#### WHAT YOU ARE ASKED TO DO:
Every entry that follows should be output exactly, and every image in it left out.

+ + + +

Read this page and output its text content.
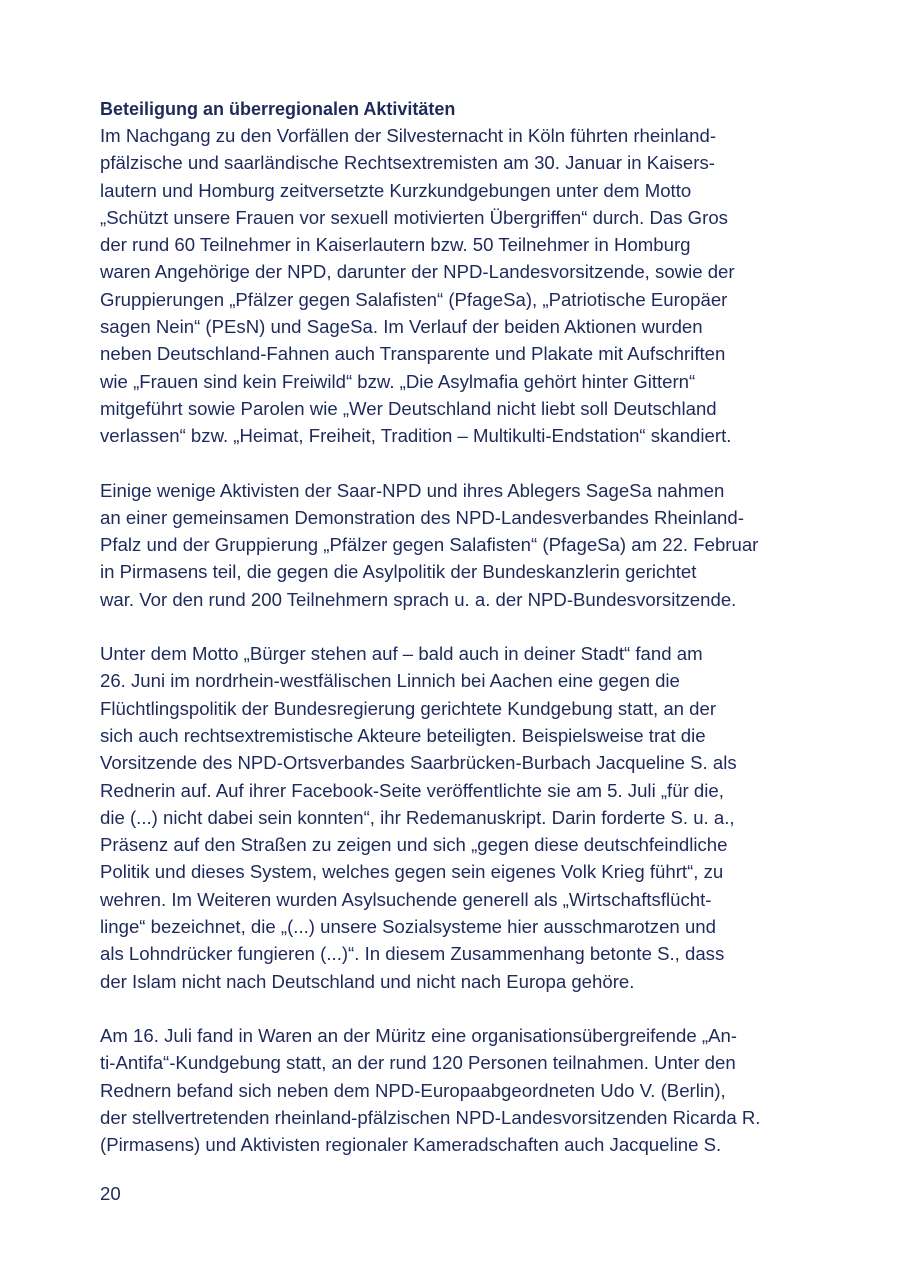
Beteiligung an überregionalen Aktivitäten

Im Nachgang zu den Vorfällen der Silvesternacht in Köln führten rheinland-
pfälzische und saarländische Rechtsextremisten am 30. Januar in Kaisers-
lautern und Homburg zeitversetzte Kurzkundgebungen unter dem Motto
„Schützt unsere Frauen vor sexuell motivierten Übergriffen“ durch. Das Gros
der rund 60 Teilnehmer in Kaiserlautern bzw. 50 Teilnehmer in Homburg
waren Angehörige der NPD, darunter der NPD-Landesvorsitzende, sowie der
Gruppierungen „Pfälzer gegen Salafisten“ (PfageSa), „Patriotische Europäer
sagen Nein“ (PEsN) und SageSa. Im Verlauf der beiden Aktionen wurden
neben Deutschland-Fahnen auch Transparente und Plakate mit Aufschriften
wie „Frauen sind kein Freiwild“ bzw. „Die Asylmafia gehört hinter Gittern“
mitgeführt sowie Parolen wie „Wer Deutschland nicht liebt soll Deutschland
verlassen“ bzw. „Heimat, Freiheit, Tradition – Multikulti-Endstation“ skandiert.

Einige wenige Aktivisten der Saar-NPD und ihres Ablegers SageSa nahmen
an einer gemeinsamen Demonstration des NPD-Landesverbandes Rheinland-
Pfalz und der Gruppierung „Pfälzer gegen Salafisten“ (PfageSa) am 22. Februar
in Pirmasens teil, die gegen die Asylpolitik der Bundeskanzlerin gerichtet
war. Vor den rund 200 Teilnehmern sprach u. a. der NPD-Bundesvorsitzende.

Unter dem Motto „Bürger stehen auf – bald auch in deiner Stadt“ fand am
26. Juni im nordrhein-westfälischen Linnich bei Aachen eine gegen die
Flüchtlingspolitik der Bundesregierung gerichtete Kundgebung statt, an der
sich auch rechtsextremistische Akteure beteiligten. Beispielsweise trat die
Vorsitzende des NPD-Ortsverbandes Saarbrücken-Burbach Jacqueline S. als
Rednerin auf. Auf ihrer Facebook-Seite veröffentlichte sie am 5. Juli „für die,
die (...) nicht dabei sein konnten“, ihr Redemanuskript. Darin forderte S. u. a.,
Präsenz auf den Straßen zu zeigen und sich „gegen diese deutschfeindliche
Politik und dieses System, welches gegen sein eigenes Volk Krieg führt“, zu
wehren. Im Weiteren wurden Asylsuchende generell als „Wirtschaftsflücht-
linge“ bezeichnet, die „(...) unsere Sozialsysteme hier ausschmarotzen und
als Lohndrücker fungieren (...)“. In diesem Zusammenhang betonte S., dass
der Islam nicht nach Deutschland und nicht nach Europa gehöre.

Am 16. Juli fand in Waren an der Müritz eine organisationsübergreifende „An-
ti-Antifa“-Kundgebung statt, an der rund 120 Personen teilnahmen. Unter den
Rednern befand sich neben dem NPD-Europaabgeordneten Udo V. (Berlin),
der stellvertretenden rheinland-pfälzischen NPD-Landesvorsitzenden Ricarda R.
(Pirmasens) und Aktivisten regionaler Kameradschaften auch Jacqueline S.

20
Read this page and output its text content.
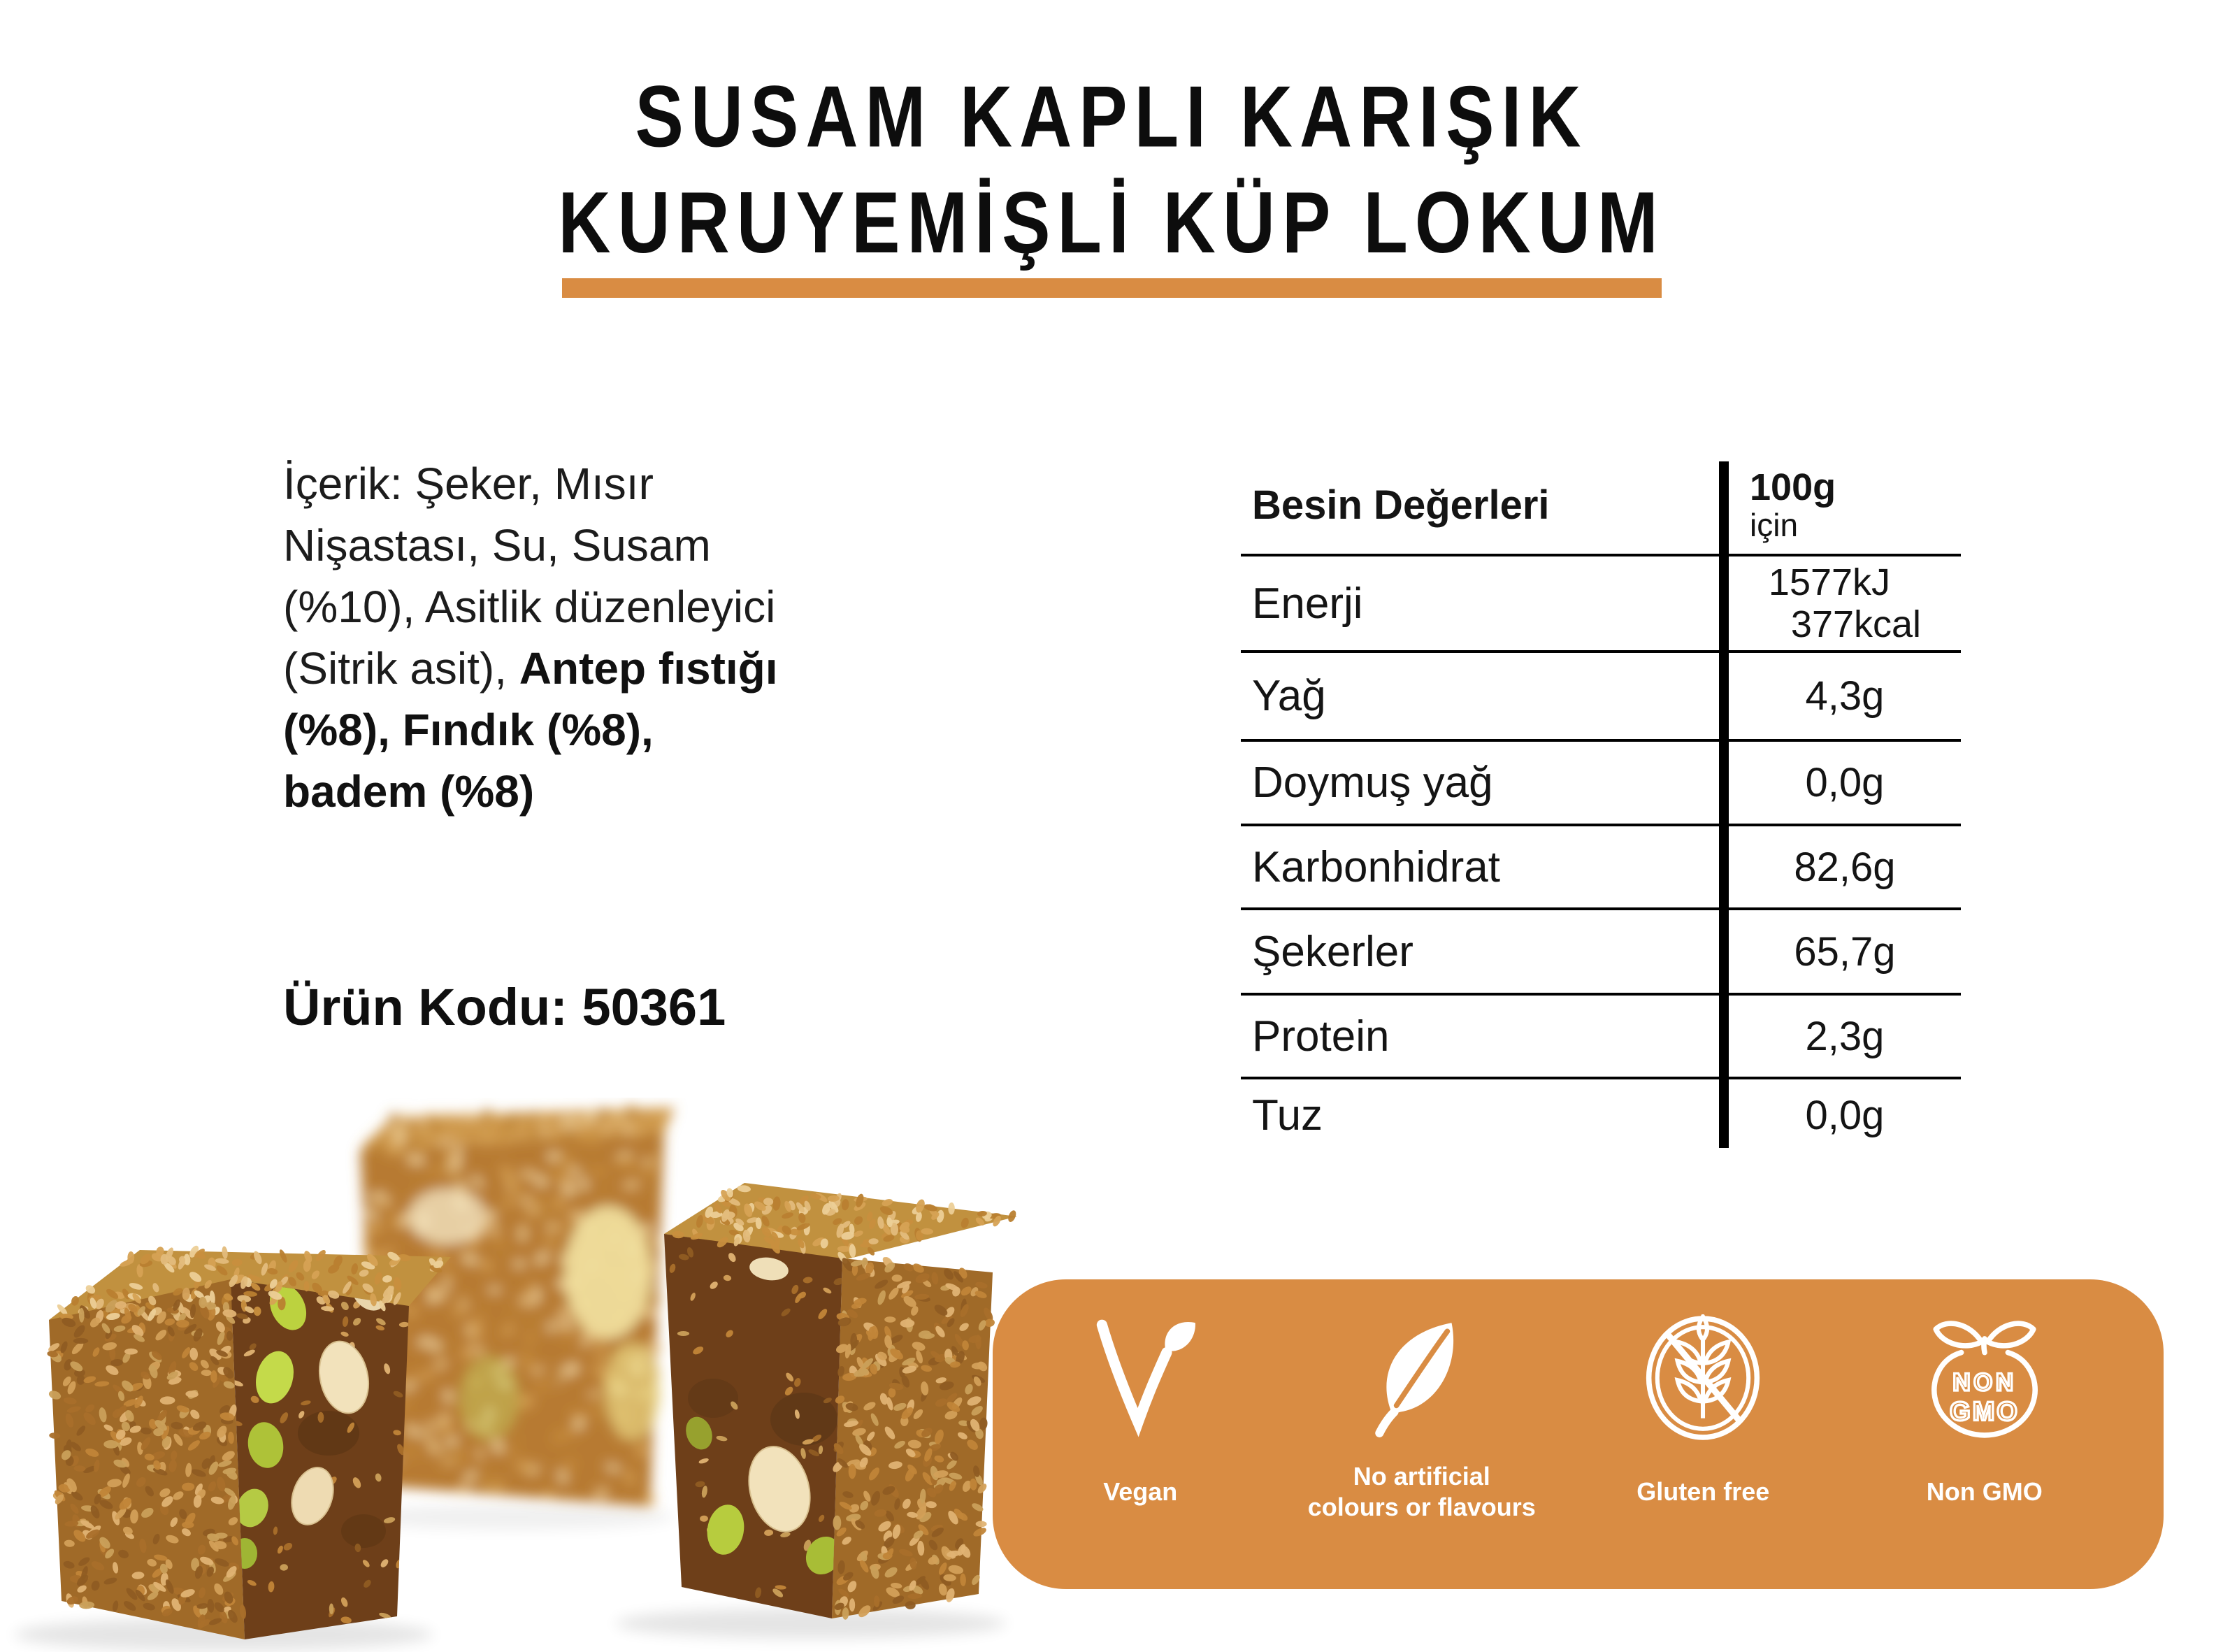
SUSAM KAPLI KARIŞIK
KURUYEMİŞLİ KÜP LOKUM
İçerik: Şeker, Mısır
Nişastası, Su, Susam
(%10), Asitlik düzenleyici
(Sitrik asit), Antep fıstığı
(%8), Fındık (%8),
badem (%8)
Ürün Kodu: 50361
Besin Değerleri	100g
için
Enerji	1577kJ
377kcal
Yağ	4,3g
Doymuş yağ	0,0g
Karbonhidrat	82,6g
Şekerler	65,7g
Protein	2,3g
Tuz	0,0g
Vegan
No artificial
colours or flavours
Gluten free
NON
GMO
Non GMO
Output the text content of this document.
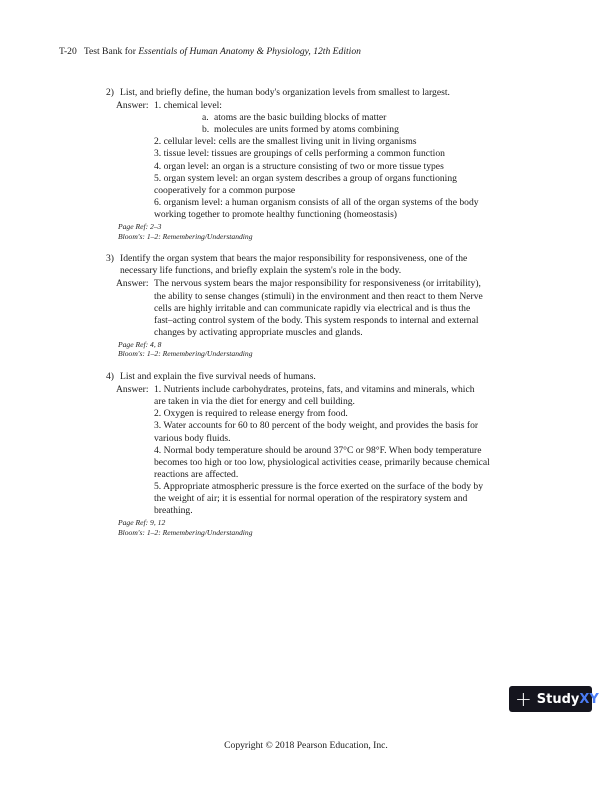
T-20 Test Bank for Essentials of Human Anatomy & Physiology, 12th Edition
2) List, and briefly define, the human body's organization levels from smallest to largest.
Answer: 1. chemical level:
a. atoms are the basic building blocks of matter
b. molecules are units formed by atoms combining
2. cellular level: cells are the smallest living unit in living organisms
3. tissue level: tissues are groupings of cells performing a common function
4. organ level: an organ is a structure consisting of two or more tissue types
5. organ system level: an organ system describes a group of organs functioning
cooperatively for a common purpose
6. organism level: a human organism consists of all of the organ systems of the body
working together to promote healthy functioning (homeostasis)
Page Ref: 2–3
Bloom's: 1–2: Remembering/Understanding
3) Identify the organ system that bears the major responsibility for responsiveness, one of the
necessary life functions, and briefly explain the system's role in the body.
Answer: The nervous system bears the major responsibility for responsiveness (or irritability),
the ability to sense changes (stimuli) in the environment and then react to them Nerve
cells are highly irritable and can communicate rapidly via electrical and is thus the
fast–acting control system of the body. This system responds to internal and external
changes by activating appropriate muscles and glands.
Page Ref: 4, 8
Bloom's: 1–2: Remembering/Understanding
4) List and explain the five survival needs of humans.
Answer: 1. Nutrients include carbohydrates, proteins, fats, and vitamins and minerals, which
are taken in via the diet for energy and cell building.
2. Oxygen is required to release energy from food.
3. Water accounts for 60 to 80 percent of the body weight, and provides the basis for
various body fluids.
4. Normal body temperature should be around 37°C or 98°F. When body temperature
becomes too high or too low, physiological activities cease, primarily because chemical
reactions are affected.
5. Appropriate atmospheric pressure is the force exerted on the surface of the body by
the weight of air; it is essential for normal operation of the respiratory system and
breathing.
Page Ref: 9, 12
Bloom's: 1–2: Remembering/Understanding
+ StudyXY
Copyright © 2018 Pearson Education, Inc.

+ + + +

#### TASK ANSWER:
Read this page and output its text content.
Beteiligung an überregionalen Aktivitäten

Im Nachgang zu den Vorfällen der Silvesternacht in Köln führten rheinland-
pfälzische und saarländische Rechtsextremisten am 30. Januar in Kaisers-
lautern und Homburg zeitversetzte Kurzkundgebungen unter dem Motto
„Schützt unsere Frauen vor sexuell motivierten Übergriffen“ durch. Das Gros
der rund 60 Teilnehmer in Kaiserlautern bzw. 50 Teilnehmer in Homburg
waren Angehörige der NPD, darunter der NPD-Landesvorsitzende, sowie der
Gruppierungen „Pfälzer gegen Salafisten“ (PfageSa), „Patriotische Europäer
sagen Nein“ (PEsN) und SageSa. Im Verlauf der beiden Aktionen wurden
neben Deutschland-Fahnen auch Transparente und Plakate mit Aufschriften
wie „Frauen sind kein Freiwild“ bzw. „Die Asylmafia gehört hinter Gittern“
mitgeführt sowie Parolen wie „Wer Deutschland nicht liebt soll Deutschland
verlassen“ bzw. „Heimat, Freiheit, Tradition – Multikulti-Endstation“ skandiert.

Einige wenige Aktivisten der Saar-NPD und ihres Ablegers SageSa nahmen
an einer gemeinsamen Demonstration des NPD-Landesverbandes Rheinland-
Pfalz und der Gruppierung „Pfälzer gegen Salafisten“ (PfageSa) am 22. Februar
in Pirmasens teil, die gegen die Asylpolitik der Bundeskanzlerin gerichtet
war. Vor den rund 200 Teilnehmern sprach u. a. der NPD-Bundesvorsitzende.

Unter dem Motto „Bürger stehen auf – bald auch in deiner Stadt“ fand am
26. Juni im nordrhein-westfälischen Linnich bei Aachen eine gegen die
Flüchtlingspolitik der Bundesregierung gerichtete Kundgebung statt, an der
sich auch rechtsextremistische Akteure beteiligten. Beispielsweise trat die
Vorsitzende des NPD-Ortsverbandes Saarbrücken-Burbach Jacqueline S. als
Rednerin auf. Auf ihrer Facebook-Seite veröffentlichte sie am 5. Juli „für die,
die (...) nicht dabei sein konnten“, ihr Redemanuskript. Darin forderte S. u. a.,
Präsenz auf den Straßen zu zeigen und sich „gegen diese deutschfeindliche
Politik und dieses System, welches gegen sein eigenes Volk Krieg führt“, zu
wehren. Im Weiteren wurden Asylsuchende generell als „Wirtschaftsflücht-
linge“ bezeichnet, die „(...) unsere Sozialsysteme hier ausschmarotzen und
als Lohndrücker fungieren (...)“. In diesem Zusammenhang betonte S., dass
der Islam nicht nach Deutschland und nicht nach Europa gehöre.

Am 16. Juli fand in Waren an der Müritz eine organisationsübergreifende „An-
ti-Antifa“-Kundgebung statt, an der rund 120 Personen teilnahmen. Unter den
Rednern befand sich neben dem NPD-Europaabgeordneten Udo V. (Berlin),
der stellvertretenden rheinland-pfälzischen NPD-Landesvorsitzenden Ricarda R.
(Pirmasens) und Aktivisten regionaler Kameradschaften auch Jacqueline S.

20
Read this page and output its text content.
SUSAM KAPLI KARIŞIK
KURUYEMİŞLİ KÜP LOKUM
İçerik: Şeker, Mısır
Nişastası, Su, Susam
(%10), Asitlik düzenleyici
(Sitrik asit), Antep fıstığı
(%8), Fındık (%8),
badem (%8)
Ürün Kodu: 50361
Besin Değerleri	100g
için
Enerji	1577kJ
377kcal
Yağ	4,3g
Doymuş yağ	0,0g
Karbonhidrat	82,6g
Şekerler	65,7g
Protein	2,3g
Tuz	0,0g
Vegan
No artificial
colours or flavours
Gluten free
NON
GMO
Non GMO
Output the text content of this document.
T-20 Test Bank for Essentials of Human Anatomy & Physiology, 12th Edition
2) List, and briefly define, the human body's organization levels from smallest to largest.
Answer: 1. chemical level:
a. atoms are the basic building blocks of matter
b. molecules are units formed by atoms combining
2. cellular level: cells are the smallest living unit in living organisms
3. tissue level: tissues are groupings of cells performing a common function
4. organ level: an organ is a structure consisting of two or more tissue types
5. organ system level: an organ system describes a group of organs functioning
cooperatively for a common purpose
6. organism level: a human organism consists of all of the organ systems of the body
working together to promote healthy functioning (homeostasis)
Page Ref: 2–3
Bloom's: 1–2: Remembering/Understanding
3) Identify the organ system that bears the major responsibility for responsiveness, one of the
necessary life functions, and briefly explain the system's role in the body.
Answer: The nervous system bears the major responsibility for responsiveness (or irritability),
the ability to sense changes (stimuli) in the environment and then react to them Nerve
cells are highly irritable and can communicate rapidly via electrical and is thus the
fast–acting control system of the body. This system responds to internal and external
changes by activating appropriate muscles and glands.
Page Ref: 4, 8
Bloom's: 1–2: Remembering/Understanding
4) List and explain the five survival needs of humans.
Answer: 1. Nutrients include carbohydrates, proteins, fats, and vitamins and minerals, which
are taken in via the diet for energy and cell building.
2. Oxygen is required to release energy from food.
3. Water accounts for 60 to 80 percent of the body weight, and provides the basis for
various body fluids.
4. Normal body temperature should be around 37°C or 98°F. When body temperature
becomes too high or too low, physiological activities cease, primarily because chemical
reactions are affected.
5. Appropriate atmospheric pressure is the force exerted on the surface of the body by
the weight of air; it is essential for normal operation of the respiratory system and
breathing.
Page Ref: 9, 12
Bloom's: 1–2: Remembering/Understanding
+ StudyXY
Copyright © 2018 Pearson Education, Inc.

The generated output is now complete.